__Items from a dataset__.
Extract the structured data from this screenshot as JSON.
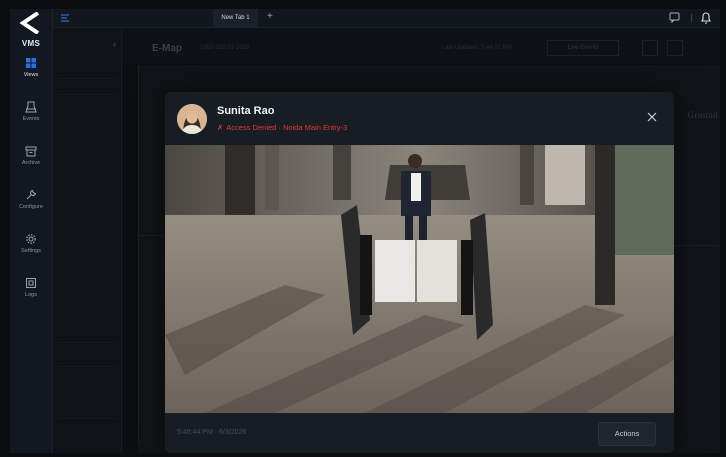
{
  "app": {
    "brand": "VMS"
  },
  "nav": {
    "items": [
      {
        "label": "Views",
        "icon": "grid-icon",
        "active": true
      },
      {
        "label": "Events",
        "icon": "events-icon"
      },
      {
        "label": "Archive",
        "icon": "archive-icon"
      },
      {
        "label": "Configure",
        "icon": "wrench-icon"
      },
      {
        "label": "Settings",
        "icon": "gear-icon"
      },
      {
        "label": "Logs",
        "icon": "logs-icon"
      }
    ]
  },
  "tabs": {
    "active_label": "New Tab 1",
    "add": "+"
  },
  "background": {
    "emap_title": "E-Map",
    "emap_id": "1002-202-01-2026",
    "emap_date": "Last Updated: 5:44:02 PM",
    "live_button": "Live Events",
    "map_label": "Ground"
  },
  "modal": {
    "person_name": "Sunita Rao",
    "status_mark": "✗",
    "status_text": "Access Denied · Noida Main Entry-3",
    "timestamp": "5:45:44 PM · 6/3/2026",
    "actions_label": "Actions"
  },
  "colors": {
    "accent": "#2f6fdb",
    "denied": "#e53935",
    "nav_bg": "#121721"
  }
}
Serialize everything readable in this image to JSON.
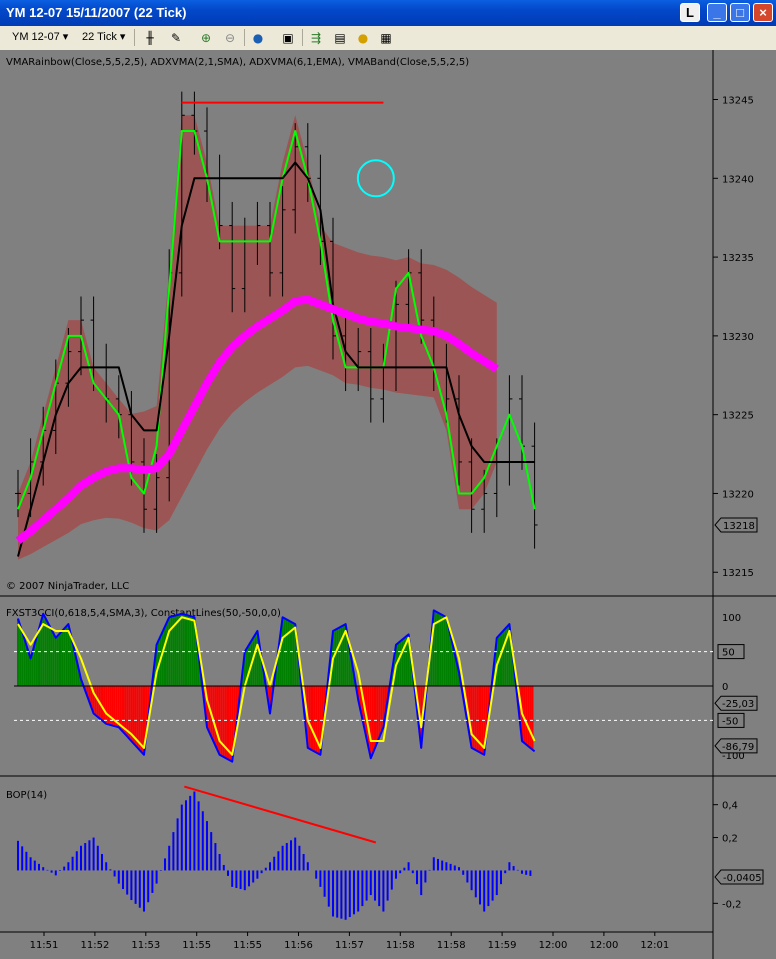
{
  "window": {
    "title": "YM 12-07  15/11/2007  (22 Tick)",
    "btn_l": "L",
    "btn_min": "_",
    "btn_max": "□",
    "btn_close": "×"
  },
  "toolbar": {
    "instrument": "YM 12-07",
    "interval": "22 Tick"
  },
  "copyright": "© 2007 NinjaTrader, LLC",
  "colors": {
    "background": "#808080",
    "price_bar": "#000000",
    "vma_rainbow": "#00ff00",
    "adxvma": "#000000",
    "vmaband": "#ff00ff",
    "band_fill": "#b23232",
    "cci_fast": "#0000ff",
    "cci_slow": "#ffff00",
    "hist_pos": "#008000",
    "hist_neg": "#ff0000",
    "bop": "#0000ff",
    "annotation": "#ff0000",
    "circle": "#00ffff"
  },
  "chart_data": [
    {
      "type": "line",
      "panel": "price",
      "title": "VMARainbow(Close,5,5,2,5), ADXVMA(2,1,SMA), ADXVMA(6,1,EMA), VMABand(Close,5,5,2,5)",
      "ylim": [
        13214,
        13247
      ],
      "yticks": [
        13215,
        13220,
        13225,
        13230,
        13235,
        13240,
        13245
      ],
      "ytick_labels": [
        "13215",
        "13220",
        "13225",
        "13230",
        "13235",
        "13240",
        "13245"
      ],
      "last_price_label": "13218",
      "x_minutes": [
        0,
        0.5,
        1,
        1.5,
        2,
        2.5,
        3,
        3.5,
        4,
        4.5,
        5,
        5.5,
        6,
        6.5,
        7,
        7.5,
        8,
        8.5,
        9,
        9.5,
        10,
        10.5,
        11,
        11.5,
        12,
        12.5,
        13,
        13.5,
        14,
        14.5,
        15,
        15.5,
        16,
        16.5,
        17,
        17.5,
        18,
        18.5,
        19,
        19.5,
        20,
        20.5
      ],
      "price": [
        13220,
        13222,
        13224,
        13227,
        13229,
        13231,
        13228,
        13226,
        13225,
        13222,
        13219,
        13221,
        13234,
        13244,
        13243,
        13240,
        13237,
        13233,
        13236,
        13237,
        13234,
        13238,
        13242,
        13240,
        13236,
        13230,
        13228,
        13229,
        13226,
        13228,
        13232,
        13234,
        13231,
        13228,
        13226,
        13222,
        13219,
        13220,
        13222,
        13226,
        13223,
        13218
      ],
      "series": [
        {
          "name": "VMARainbow",
          "values": [
            13219,
            13221,
            13224,
            13227,
            13230,
            13230,
            13227,
            13226,
            13225,
            13221,
            13220,
            13223,
            13233,
            13243,
            13243,
            13240,
            13236,
            13236,
            13236,
            13236,
            13236,
            13240,
            13243,
            13240,
            13236,
            13231,
            13228,
            13228,
            13228,
            13228,
            13233,
            13234,
            13230,
            13228,
            13225,
            13220,
            13220,
            13221,
            13223,
            13225,
            13223,
            13219
          ]
        },
        {
          "name": "ADXVMA",
          "values": [
            13216,
            13219,
            13222,
            13225,
            13227,
            13228,
            13228,
            13228,
            13228,
            13225,
            13224,
            13224,
            13230,
            13237,
            13240,
            13240,
            13240,
            13240,
            13240,
            13240,
            13240,
            13240,
            13241,
            13240,
            13238,
            13232,
            13229,
            13228,
            13228,
            13228,
            13228,
            13228,
            13228,
            13228,
            13228,
            13225,
            13223,
            13222,
            13222,
            13222,
            13222,
            13222
          ]
        },
        {
          "name": "VMABand",
          "values": [
            13217,
            13217.6,
            13218.3,
            13219,
            13219.7,
            13220.5,
            13221,
            13221.4,
            13221.6,
            13221.6,
            13221.5,
            13221.6,
            13222.5,
            13224,
            13225.5,
            13227,
            13228.3,
            13229.3,
            13230,
            13230.6,
            13231.1,
            13231.6,
            13232.2,
            13232.3,
            13232,
            13231.7,
            13231.4,
            13231.1,
            13230.9,
            13230.8,
            13230.6,
            13230.5,
            13230.4,
            13230.3,
            13230,
            13229.5,
            13228.9,
            13228.4,
            13227.9
          ]
        }
      ],
      "annotations": [
        {
          "type": "hline",
          "y": 13244.8,
          "x": [
            6.5,
            14.5
          ]
        },
        {
          "type": "circle",
          "x": 14.2,
          "y": 13240
        }
      ]
    },
    {
      "type": "bar",
      "panel": "cci",
      "title": "FXST3CCI(0,618,5,4,SMA,3), ConstantLines(50,-50,0,0)",
      "ylim": [
        -125,
        125
      ],
      "yticks": [
        100,
        0,
        -100
      ],
      "ytick_labels": [
        "100",
        "0",
        "-100"
      ],
      "constant_lines": [
        50,
        -50
      ],
      "constant_labels": [
        "50",
        "-50"
      ],
      "last_value_labels": [
        "-25,03",
        "-86,79"
      ],
      "x_minutes": [
        0,
        0.5,
        1,
        1.5,
        2,
        2.5,
        3,
        3.5,
        4,
        4.5,
        5,
        5.5,
        6,
        6.5,
        7,
        7.5,
        8,
        8.5,
        9,
        9.5,
        10,
        10.5,
        11,
        11.5,
        12,
        12.5,
        13,
        13.5,
        14,
        14.5,
        15,
        15.5,
        16,
        16.5,
        17,
        17.5,
        18,
        18.5,
        19,
        19.5,
        20,
        20.5
      ],
      "series": [
        {
          "name": "FXST3CCI",
          "values": [
            98,
            40,
            105,
            70,
            90,
            10,
            -40,
            -55,
            -60,
            -80,
            -100,
            60,
            100,
            105,
            100,
            -60,
            -100,
            -110,
            50,
            80,
            -40,
            100,
            90,
            -90,
            -100,
            80,
            90,
            -20,
            -105,
            -60,
            60,
            75,
            -90,
            110,
            100,
            20,
            -90,
            -100,
            70,
            90,
            -80,
            -95
          ]
        },
        {
          "name": "Signal",
          "values": [
            90,
            60,
            90,
            80,
            80,
            40,
            -10,
            -40,
            -55,
            -70,
            -90,
            20,
            80,
            100,
            95,
            -20,
            -80,
            -100,
            0,
            60,
            0,
            70,
            85,
            -50,
            -90,
            40,
            80,
            20,
            -80,
            -80,
            30,
            70,
            -60,
            90,
            100,
            40,
            -70,
            -90,
            30,
            80,
            -40,
            -80
          ]
        }
      ]
    },
    {
      "type": "bar",
      "panel": "bop",
      "title": "BOP(14)",
      "ylim": [
        -0.35,
        0.55
      ],
      "yticks": [
        0.4,
        0.2,
        -0.2
      ],
      "ytick_labels": [
        "0,4",
        "0,2",
        "-0,2"
      ],
      "last_value_label": "-0,0405",
      "x_minutes": [
        0,
        0.5,
        1,
        1.5,
        2,
        2.5,
        3,
        3.5,
        4,
        4.5,
        5,
        5.5,
        6,
        6.5,
        7,
        7.5,
        8,
        8.5,
        9,
        9.5,
        10,
        10.5,
        11,
        11.5,
        12,
        12.5,
        13,
        13.5,
        14,
        14.5,
        15,
        15.5,
        16,
        16.5,
        17,
        17.5,
        18,
        18.5,
        19,
        19.5,
        20,
        20.5
      ],
      "values": [
        0.18,
        0.08,
        0.02,
        -0.03,
        0.05,
        0.15,
        0.2,
        0.05,
        -0.08,
        -0.18,
        -0.25,
        -0.08,
        0.15,
        0.4,
        0.48,
        0.3,
        0.1,
        -0.1,
        -0.12,
        -0.05,
        0.05,
        0.15,
        0.2,
        0.05,
        -0.1,
        -0.28,
        -0.3,
        -0.25,
        -0.15,
        -0.25,
        -0.05,
        0.05,
        -0.15,
        0.08,
        0.05,
        0.02,
        -0.12,
        -0.25,
        -0.15,
        0.05,
        -0.02,
        -0.04
      ],
      "annotations": [
        {
          "type": "trendline",
          "from": [
            6.6,
            0.51
          ],
          "to": [
            14.2,
            0.17
          ]
        }
      ]
    }
  ],
  "time_axis": {
    "ticks": [
      0,
      2,
      4,
      6,
      8,
      10,
      12,
      14,
      16,
      18,
      20,
      22,
      24
    ],
    "labels": [
      "11:51",
      "11:52",
      "11:53",
      "11:55",
      "11:55",
      "11:56",
      "11:57",
      "11:58",
      "11:58",
      "11:59",
      "12:00",
      "12:00",
      "12:01"
    ]
  }
}
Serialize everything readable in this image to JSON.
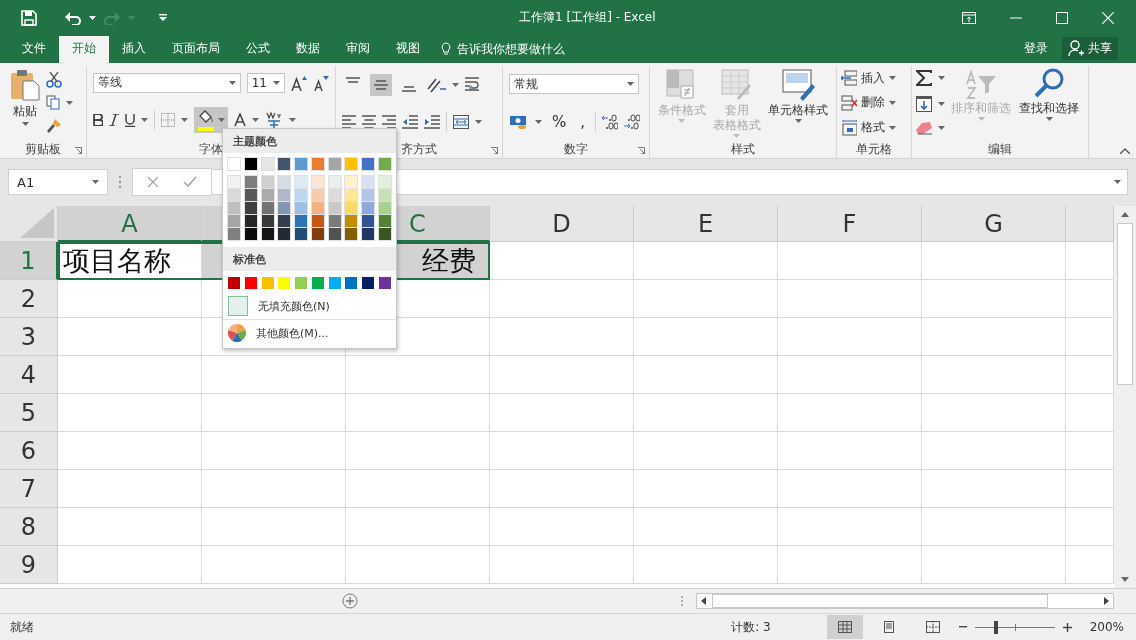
{
  "title_bar": {
    "title": "工作簿1  [工作组] - Excel"
  },
  "menu_tabs": [
    {
      "label": "文件",
      "selected": false
    },
    {
      "label": "开始",
      "selected": true
    },
    {
      "label": "插入",
      "selected": false
    },
    {
      "label": "页面布局",
      "selected": false
    },
    {
      "label": "公式",
      "selected": false
    },
    {
      "label": "数据",
      "selected": false
    },
    {
      "label": "审阅",
      "selected": false
    },
    {
      "label": "视图",
      "selected": false
    }
  ],
  "tell_me": "告诉我你想要做什么",
  "sign_in": "登录",
  "share": "共享",
  "ribbon": {
    "clipboard": {
      "paste": "粘贴",
      "label": "剪贴板"
    },
    "font": {
      "font_name": "等线",
      "font_size": "11",
      "fill_swatch": {
        "color": "#ffff00"
      },
      "label": "字体"
    },
    "alignment": {
      "vertical_align": [
        {
          "selected": false
        },
        {
          "selected": true
        },
        {
          "selected": false
        }
      ],
      "label": "齐方式"
    },
    "number": {
      "format": "常规",
      "percent": "%",
      "comma": ",",
      "label": "数字"
    },
    "styles": {
      "buttons": [
        {
          "lines": [
            "条件格式"
          ],
          "kind": "conditional",
          "disabled": true
        },
        {
          "lines": [
            "套用",
            "表格格式"
          ],
          "kind": "table",
          "disabled": true
        },
        {
          "lines": [
            "单元格样式"
          ],
          "kind": "cellstyle",
          "disabled": false
        }
      ],
      "label": "样式"
    },
    "cells": {
      "buttons": [
        {
          "label": "插入",
          "kind": "insert"
        },
        {
          "label": "删除",
          "kind": "delete"
        },
        {
          "label": "格式",
          "kind": "format"
        }
      ],
      "label": "单元格"
    },
    "editing": {
      "buttons": [
        {
          "label": "排序和筛选",
          "kind": "sort",
          "disabled": true
        },
        {
          "label": "查找和选择",
          "kind": "find",
          "disabled": false
        }
      ],
      "label": "编辑"
    }
  },
  "name_box": "A1",
  "fill_menu": {
    "theme_title": "主题颜色",
    "theme_colors": [
      {
        "color": "#ffffff",
        "shades": [
          {
            "color": "#f2f2f2"
          },
          {
            "color": "#d9d9d9"
          },
          {
            "color": "#bfbfbf"
          },
          {
            "color": "#a6a6a6"
          },
          {
            "color": "#808080"
          }
        ]
      },
      {
        "color": "#000000",
        "shades": [
          {
            "color": "#7f7f7f"
          },
          {
            "color": "#595959"
          },
          {
            "color": "#404040"
          },
          {
            "color": "#262626"
          },
          {
            "color": "#0d0d0d"
          }
        ]
      },
      {
        "color": "#e7e6e6",
        "shades": [
          {
            "color": "#d0cece"
          },
          {
            "color": "#aeaaaa"
          },
          {
            "color": "#757171"
          },
          {
            "color": "#3a3838"
          },
          {
            "color": "#171616"
          }
        ]
      },
      {
        "color": "#44546a",
        "shades": [
          {
            "color": "#d6dce4"
          },
          {
            "color": "#acb9ca"
          },
          {
            "color": "#8497b0"
          },
          {
            "color": "#333f4f"
          },
          {
            "color": "#222b35"
          }
        ]
      },
      {
        "color": "#5b9bd5",
        "shades": [
          {
            "color": "#ddebf7"
          },
          {
            "color": "#bdd7ee"
          },
          {
            "color": "#9bc2e6"
          },
          {
            "color": "#2f75b5"
          },
          {
            "color": "#1f4e78"
          }
        ]
      },
      {
        "color": "#ed7d31",
        "shades": [
          {
            "color": "#fce4d6"
          },
          {
            "color": "#f8cbad"
          },
          {
            "color": "#f4b084"
          },
          {
            "color": "#c65911"
          },
          {
            "color": "#833c0c"
          }
        ]
      },
      {
        "color": "#a5a5a5",
        "shades": [
          {
            "color": "#ededed"
          },
          {
            "color": "#dbdbdb"
          },
          {
            "color": "#c9c9c9"
          },
          {
            "color": "#7b7b7b"
          },
          {
            "color": "#525252"
          }
        ]
      },
      {
        "color": "#ffc000",
        "shades": [
          {
            "color": "#fff2cc"
          },
          {
            "color": "#ffe699"
          },
          {
            "color": "#ffd966"
          },
          {
            "color": "#bf8f00"
          },
          {
            "color": "#806000"
          }
        ]
      },
      {
        "color": "#4472c4",
        "shades": [
          {
            "color": "#d9e1f2"
          },
          {
            "color": "#b4c6e7"
          },
          {
            "color": "#8ea9db"
          },
          {
            "color": "#305496"
          },
          {
            "color": "#203764"
          }
        ]
      },
      {
        "color": "#70ad47",
        "shades": [
          {
            "color": "#e2efda"
          },
          {
            "color": "#c6e0b4"
          },
          {
            "color": "#a9d08e"
          },
          {
            "color": "#548235"
          },
          {
            "color": "#375623"
          }
        ]
      }
    ],
    "standard_title": "标准色",
    "standard_colors": [
      {
        "color": "#c00000"
      },
      {
        "color": "#ff0000"
      },
      {
        "color": "#ffc000"
      },
      {
        "color": "#ffff00"
      },
      {
        "color": "#92d050"
      },
      {
        "color": "#00b050"
      },
      {
        "color": "#00b0f0"
      },
      {
        "color": "#0070c0"
      },
      {
        "color": "#002060"
      },
      {
        "color": "#7030a0"
      }
    ],
    "no_fill": "无填充颜色(N)",
    "more_colors": "其他颜色(M)..."
  },
  "sheet": {
    "columns": [
      {
        "label": "A",
        "selected": true
      },
      {
        "selected": true
      },
      {
        "label": "C",
        "selected": true
      },
      {
        "label": "D",
        "selected": false
      },
      {
        "label": "E",
        "selected": false
      },
      {
        "label": "F",
        "selected": false
      },
      {
        "label": "G",
        "selected": false
      }
    ],
    "rows": [
      {
        "label": "1",
        "selected": true,
        "cells": [
          {
            "text": "项目名称",
            "selected": true,
            "active": true
          },
          {
            "selected": true,
            "active": false
          },
          {
            "text": "经费",
            "selected": true,
            "active": false
          }
        ]
      },
      {
        "label": "2",
        "selected": false,
        "cells": []
      },
      {
        "label": "3",
        "selected": false,
        "cells": []
      },
      {
        "label": "4",
        "selected": false,
        "cells": []
      },
      {
        "label": "5",
        "selected": false,
        "cells": []
      },
      {
        "label": "6",
        "selected": false,
        "cells": []
      },
      {
        "label": "7",
        "selected": false,
        "cells": []
      },
      {
        "label": "8",
        "selected": false,
        "cells": []
      },
      {
        "label": "9",
        "selected": false,
        "cells": []
      }
    ]
  },
  "status_bar": {
    "status": "就绪",
    "count": "计数: 3",
    "views": [
      {
        "selected": true
      },
      {
        "selected": false
      },
      {
        "selected": false
      }
    ],
    "zoom": {
      "level": 0.27,
      "label": "200%"
    }
  }
}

__Challenge__.
Which lines in the data above contain "icon"? Show each one.

__Final result__.
        "icon": "grid-icon",
        "icon": "events-icon"
        "icon": "archive-icon"
        "icon": "wrench-icon"
        "icon": "gear-icon"
        "icon": "logs-icon"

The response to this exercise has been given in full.